Copy every entry precisely.

□ □ □ □ □ □ □

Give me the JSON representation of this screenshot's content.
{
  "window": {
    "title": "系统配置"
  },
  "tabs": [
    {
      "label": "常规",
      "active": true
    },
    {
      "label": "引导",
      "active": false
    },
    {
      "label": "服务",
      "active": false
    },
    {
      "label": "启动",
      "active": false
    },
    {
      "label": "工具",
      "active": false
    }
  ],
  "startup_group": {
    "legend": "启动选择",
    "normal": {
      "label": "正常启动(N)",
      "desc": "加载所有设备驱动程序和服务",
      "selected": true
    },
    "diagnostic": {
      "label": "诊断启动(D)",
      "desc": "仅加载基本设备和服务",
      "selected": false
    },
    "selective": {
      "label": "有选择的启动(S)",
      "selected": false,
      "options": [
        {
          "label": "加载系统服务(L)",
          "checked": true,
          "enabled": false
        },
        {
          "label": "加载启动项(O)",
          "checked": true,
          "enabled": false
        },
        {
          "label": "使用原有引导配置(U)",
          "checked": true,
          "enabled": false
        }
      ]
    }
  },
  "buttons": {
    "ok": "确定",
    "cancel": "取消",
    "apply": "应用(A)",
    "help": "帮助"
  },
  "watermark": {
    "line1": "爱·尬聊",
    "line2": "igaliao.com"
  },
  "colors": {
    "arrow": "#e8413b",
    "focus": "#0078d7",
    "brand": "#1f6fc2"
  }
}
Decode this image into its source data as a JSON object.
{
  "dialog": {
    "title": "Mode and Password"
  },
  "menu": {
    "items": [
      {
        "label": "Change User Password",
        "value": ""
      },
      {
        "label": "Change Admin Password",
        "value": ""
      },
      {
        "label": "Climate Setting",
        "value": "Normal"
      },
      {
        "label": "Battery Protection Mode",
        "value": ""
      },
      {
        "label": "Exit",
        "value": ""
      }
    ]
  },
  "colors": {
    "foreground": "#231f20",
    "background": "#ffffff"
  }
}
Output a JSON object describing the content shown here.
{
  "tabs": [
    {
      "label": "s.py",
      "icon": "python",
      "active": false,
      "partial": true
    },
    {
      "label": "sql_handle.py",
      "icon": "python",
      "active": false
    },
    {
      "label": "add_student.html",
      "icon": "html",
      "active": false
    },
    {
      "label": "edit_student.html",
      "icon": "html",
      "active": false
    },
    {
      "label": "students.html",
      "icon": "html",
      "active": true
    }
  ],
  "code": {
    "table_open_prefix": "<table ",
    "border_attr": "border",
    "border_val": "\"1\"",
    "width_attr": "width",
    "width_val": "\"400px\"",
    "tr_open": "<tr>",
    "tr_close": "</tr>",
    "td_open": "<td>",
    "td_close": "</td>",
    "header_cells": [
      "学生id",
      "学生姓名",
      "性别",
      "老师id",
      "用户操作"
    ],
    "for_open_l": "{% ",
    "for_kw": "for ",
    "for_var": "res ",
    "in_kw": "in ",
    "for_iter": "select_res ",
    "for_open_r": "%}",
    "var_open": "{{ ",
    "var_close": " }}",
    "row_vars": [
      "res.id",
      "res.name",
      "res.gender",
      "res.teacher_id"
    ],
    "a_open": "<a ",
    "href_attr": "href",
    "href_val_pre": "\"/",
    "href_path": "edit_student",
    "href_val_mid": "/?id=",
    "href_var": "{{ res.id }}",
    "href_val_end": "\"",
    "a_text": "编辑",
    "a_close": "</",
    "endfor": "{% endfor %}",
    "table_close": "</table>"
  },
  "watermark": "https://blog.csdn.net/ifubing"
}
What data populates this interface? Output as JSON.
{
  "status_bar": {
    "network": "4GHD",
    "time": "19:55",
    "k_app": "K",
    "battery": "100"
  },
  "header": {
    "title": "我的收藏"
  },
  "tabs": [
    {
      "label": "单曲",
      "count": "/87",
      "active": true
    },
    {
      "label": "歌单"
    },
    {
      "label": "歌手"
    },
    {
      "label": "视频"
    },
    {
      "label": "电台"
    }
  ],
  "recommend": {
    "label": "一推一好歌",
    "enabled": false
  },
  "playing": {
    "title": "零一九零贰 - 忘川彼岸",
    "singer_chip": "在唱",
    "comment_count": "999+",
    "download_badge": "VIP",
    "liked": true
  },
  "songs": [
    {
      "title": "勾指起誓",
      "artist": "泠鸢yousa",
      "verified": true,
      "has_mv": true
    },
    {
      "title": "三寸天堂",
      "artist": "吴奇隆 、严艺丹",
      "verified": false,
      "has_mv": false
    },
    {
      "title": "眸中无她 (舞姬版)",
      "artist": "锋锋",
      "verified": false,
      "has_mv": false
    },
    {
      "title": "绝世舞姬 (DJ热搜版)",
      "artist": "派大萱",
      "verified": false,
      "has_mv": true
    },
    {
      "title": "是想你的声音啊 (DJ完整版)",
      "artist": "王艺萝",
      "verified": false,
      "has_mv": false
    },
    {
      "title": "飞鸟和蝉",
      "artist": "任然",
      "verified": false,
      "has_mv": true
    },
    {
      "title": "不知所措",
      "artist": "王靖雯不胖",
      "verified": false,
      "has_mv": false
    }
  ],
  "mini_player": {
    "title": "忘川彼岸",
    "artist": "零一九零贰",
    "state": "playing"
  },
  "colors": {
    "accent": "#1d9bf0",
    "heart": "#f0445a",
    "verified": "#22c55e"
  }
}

□ □ □ □ □ □ □

▶ RESPONSE:
Give me the JSON representation of this screenshot's content.
{
  "window": {
    "title": "系统配置"
  },
  "tabs": [
    {
      "label": "常规",
      "active": true
    },
    {
      "label": "引导",
      "active": false
    },
    {
      "label": "服务",
      "active": false
    },
    {
      "label": "启动",
      "active": false
    },
    {
      "label": "工具",
      "active": false
    }
  ],
  "startup_group": {
    "legend": "启动选择",
    "normal": {
      "label": "正常启动(N)",
      "desc": "加载所有设备驱动程序和服务",
      "selected": true
    },
    "diagnostic": {
      "label": "诊断启动(D)",
      "desc": "仅加载基本设备和服务",
      "selected": false
    },
    "selective": {
      "label": "有选择的启动(S)",
      "selected": false,
      "options": [
        {
          "label": "加载系统服务(L)",
          "checked": true,
          "enabled": false
        },
        {
          "label": "加载启动项(O)",
          "checked": true,
          "enabled": false
        },
        {
          "label": "使用原有引导配置(U)",
          "checked": true,
          "enabled": false
        }
      ]
    }
  },
  "buttons": {
    "ok": "确定",
    "cancel": "取消",
    "apply": "应用(A)",
    "help": "帮助"
  },
  "watermark": {
    "line1": "爱·尬聊",
    "line2": "igaliao.com"
  },
  "colors": {
    "arrow": "#e8413b",
    "focus": "#0078d7",
    "brand": "#1f6fc2"
  }
}
Decode this image into its source data as a JSON object.
{
  "dialog": {
    "title": "Mode and Password"
  },
  "menu": {
    "items": [
      {
        "label": "Change User Password",
        "value": ""
      },
      {
        "label": "Change Admin Password",
        "value": ""
      },
      {
        "label": "Climate Setting",
        "value": "Normal"
      },
      {
        "label": "Battery Protection Mode",
        "value": ""
      },
      {
        "label": "Exit",
        "value": ""
      }
    ]
  },
  "colors": {
    "foreground": "#231f20",
    "background": "#ffffff"
  }
}
Output a JSON object describing the content shown here.
{
  "tabs": [
    {
      "label": "s.py",
      "icon": "python",
      "active": false,
      "partial": true
    },
    {
      "label": "sql_handle.py",
      "icon": "python",
      "active": false
    },
    {
      "label": "add_student.html",
      "icon": "html",
      "active": false
    },
    {
      "label": "edit_student.html",
      "icon": "html",
      "active": false
    },
    {
      "label": "students.html",
      "icon": "html",
      "active": true
    }
  ],
  "code": {
    "table_open_prefix": "<table ",
    "border_attr": "border",
    "border_val": "\"1\"",
    "width_attr": "width",
    "width_val": "\"400px\"",
    "tr_open": "<tr>",
    "tr_close": "</tr>",
    "td_open": "<td>",
    "td_close": "</td>",
    "header_cells": [
      "学生id",
      "学生姓名",
      "性别",
      "老师id",
      "用户操作"
    ],
    "for_open_l": "{% ",
    "for_kw": "for ",
    "for_var": "res ",
    "in_kw": "in ",
    "for_iter": "select_res ",
    "for_open_r": "%}",
    "var_open": "{{ ",
    "var_close": " }}",
    "row_vars": [
      "res.id",
      "res.name",
      "res.gender",
      "res.teacher_id"
    ],
    "a_open": "<a ",
    "href_attr": "href",
    "href_val_pre": "\"/",
    "href_path": "edit_student",
    "href_val_mid": "/?id=",
    "href_var": "{{ res.id }}",
    "href_val_end": "\"",
    "a_text": "编辑",
    "a_close": "</",
    "endfor": "{% endfor %}",
    "table_close": "</table>"
  },
  "watermark": "https://blog.csdn.net/ifubing"
}
What data populates this interface? Output as JSON.
{
  "status_bar": {
    "network": "4GHD",
    "time": "19:55",
    "k_app": "K",
    "battery": "100"
  },
  "header": {
    "title": "我的收藏"
  },
  "tabs": [
    {
      "label": "单曲",
      "count": "/87",
      "active": true
    },
    {
      "label": "歌单"
    },
    {
      "label": "歌手"
    },
    {
      "label": "视频"
    },
    {
      "label": "电台"
    }
  ],
  "recommend": {
    "label": "一推一好歌",
    "enabled": false
  },
  "playing": {
    "title": "零一九零贰 - 忘川彼岸",
    "singer_chip": "在唱",
    "comment_count": "999+",
    "download_badge": "VIP",
    "liked": true
  },
  "songs": [
    {
      "title": "勾指起誓",
      "artist": "泠鸢yousa",
      "verified": true,
      "has_mv": true
    },
    {
      "title": "三寸天堂",
      "artist": "吴奇隆 、严艺丹",
      "verified": false,
      "has_mv": false
    },
    {
      "title": "眸中无她 (舞姬版)",
      "artist": "锋锋",
      "verified": false,
      "has_mv": false
    },
    {
      "title": "绝世舞姬 (DJ热搜版)",
      "artist": "派大萱",
      "verified": false,
      "has_mv": true
    },
    {
      "title": "是想你的声音啊 (DJ完整版)",
      "artist": "王艺萝",
      "verified": false,
      "has_mv": false
    },
    {
      "title": "飞鸟和蝉",
      "artist": "任然",
      "verified": false,
      "has_mv": true
    },
    {
      "title": "不知所措",
      "artist": "王靖雯不胖",
      "verified": false,
      "has_mv": false
    }
  ],
  "mini_player": {
    "title": "忘川彼岸",
    "artist": "零一九零贰",
    "state": "playing"
  },
  "colors": {
    "accent": "#1d9bf0",
    "heart": "#f0445a",
    "verified": "#22c55e"
  }
}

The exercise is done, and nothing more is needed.